BEGIN Information given

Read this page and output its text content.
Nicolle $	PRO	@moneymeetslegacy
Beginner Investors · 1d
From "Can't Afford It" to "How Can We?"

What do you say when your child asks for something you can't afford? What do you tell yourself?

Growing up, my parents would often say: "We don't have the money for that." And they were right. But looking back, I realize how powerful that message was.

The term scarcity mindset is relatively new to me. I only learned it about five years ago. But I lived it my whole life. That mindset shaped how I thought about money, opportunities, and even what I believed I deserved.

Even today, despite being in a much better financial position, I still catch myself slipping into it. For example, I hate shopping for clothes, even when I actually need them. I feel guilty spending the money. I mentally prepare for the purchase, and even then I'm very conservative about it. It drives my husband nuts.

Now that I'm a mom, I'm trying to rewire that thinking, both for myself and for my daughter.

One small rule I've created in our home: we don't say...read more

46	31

END Information given
BEGIN Information given

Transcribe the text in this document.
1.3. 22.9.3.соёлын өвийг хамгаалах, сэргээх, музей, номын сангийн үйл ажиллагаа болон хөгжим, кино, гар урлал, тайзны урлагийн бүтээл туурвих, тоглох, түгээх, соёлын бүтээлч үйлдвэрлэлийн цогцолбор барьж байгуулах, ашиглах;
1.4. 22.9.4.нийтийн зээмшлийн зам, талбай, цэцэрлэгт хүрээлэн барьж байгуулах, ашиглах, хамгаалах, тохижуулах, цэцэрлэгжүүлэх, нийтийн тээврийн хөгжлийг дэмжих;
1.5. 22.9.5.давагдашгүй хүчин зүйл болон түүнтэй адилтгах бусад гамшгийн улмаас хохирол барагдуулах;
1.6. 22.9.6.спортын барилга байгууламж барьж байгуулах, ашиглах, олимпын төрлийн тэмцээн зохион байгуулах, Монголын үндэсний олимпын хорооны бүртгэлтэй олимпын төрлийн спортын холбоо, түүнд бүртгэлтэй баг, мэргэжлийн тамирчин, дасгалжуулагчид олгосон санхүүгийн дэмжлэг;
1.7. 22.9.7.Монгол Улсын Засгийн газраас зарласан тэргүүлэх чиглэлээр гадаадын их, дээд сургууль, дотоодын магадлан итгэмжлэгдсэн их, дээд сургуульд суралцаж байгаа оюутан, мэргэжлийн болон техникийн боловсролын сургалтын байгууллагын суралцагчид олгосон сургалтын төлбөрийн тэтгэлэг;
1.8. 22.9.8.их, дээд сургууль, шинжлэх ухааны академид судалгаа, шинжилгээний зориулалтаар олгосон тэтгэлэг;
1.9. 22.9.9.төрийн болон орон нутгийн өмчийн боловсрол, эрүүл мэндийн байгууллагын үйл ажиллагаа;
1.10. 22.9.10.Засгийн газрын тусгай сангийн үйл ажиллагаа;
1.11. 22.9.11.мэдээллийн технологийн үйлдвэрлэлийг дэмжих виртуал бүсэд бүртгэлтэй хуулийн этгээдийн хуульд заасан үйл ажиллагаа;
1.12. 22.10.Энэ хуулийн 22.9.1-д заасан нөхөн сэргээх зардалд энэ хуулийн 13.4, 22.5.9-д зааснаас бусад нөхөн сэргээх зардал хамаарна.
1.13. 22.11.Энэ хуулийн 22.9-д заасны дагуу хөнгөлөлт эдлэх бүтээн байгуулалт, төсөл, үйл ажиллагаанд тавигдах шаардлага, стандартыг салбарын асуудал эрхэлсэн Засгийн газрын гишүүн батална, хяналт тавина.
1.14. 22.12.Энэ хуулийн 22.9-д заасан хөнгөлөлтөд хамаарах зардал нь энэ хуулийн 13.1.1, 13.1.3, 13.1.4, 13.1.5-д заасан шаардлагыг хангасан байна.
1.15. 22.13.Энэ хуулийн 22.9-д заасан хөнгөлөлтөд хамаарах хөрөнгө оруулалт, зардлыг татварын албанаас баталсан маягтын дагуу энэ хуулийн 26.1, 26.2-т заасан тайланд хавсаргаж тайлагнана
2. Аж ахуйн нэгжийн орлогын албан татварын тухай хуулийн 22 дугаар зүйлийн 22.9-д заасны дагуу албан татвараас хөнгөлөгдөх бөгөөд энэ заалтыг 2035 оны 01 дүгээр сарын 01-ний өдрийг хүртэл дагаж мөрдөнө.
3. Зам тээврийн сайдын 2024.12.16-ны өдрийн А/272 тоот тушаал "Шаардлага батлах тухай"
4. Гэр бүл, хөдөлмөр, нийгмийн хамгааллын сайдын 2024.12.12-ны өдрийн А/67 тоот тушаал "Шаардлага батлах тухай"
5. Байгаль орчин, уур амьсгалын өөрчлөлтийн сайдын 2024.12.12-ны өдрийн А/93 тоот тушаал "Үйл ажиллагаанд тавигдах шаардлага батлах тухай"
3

END Information given

__Request__
Extract each line holding the string "олгосон".

__Finished task__
1.6. 22.9.6.спортын барилга байгууламж барьж байгуулах, ашиглах, олимпын төрлийн тэмцээн зохион байгуулах, Монголын үндэсний олимпын хорооны бүртгэлтэй олимпын төрлийн спортын холбоо, түүнд бүртгэлтэй баг, мэргэжлийн тамирчин, дасгалжуулагчид олгосон санхүүгийн дэмжлэг;
1.7. 22.9.7.Монгол Улсын Засгийн газраас зарласан тэргүүлэх чиглэлээр гадаадын их, дээд сургууль, дотоодын магадлан итгэмжлэгдсэн их, дээд сургуульд суралцаж байгаа оюутан, мэргэжлийн болон техникийн боловсролын сургалтын байгууллагын суралцагчид олгосон сургалтын төлбөрийн тэтгэлэг;
1.8. 22.9.8.их, дээд сургууль, шинжлэх ухааны академид судалгаа, шинжилгээний зориулалтаар олгосон тэтгэлэг;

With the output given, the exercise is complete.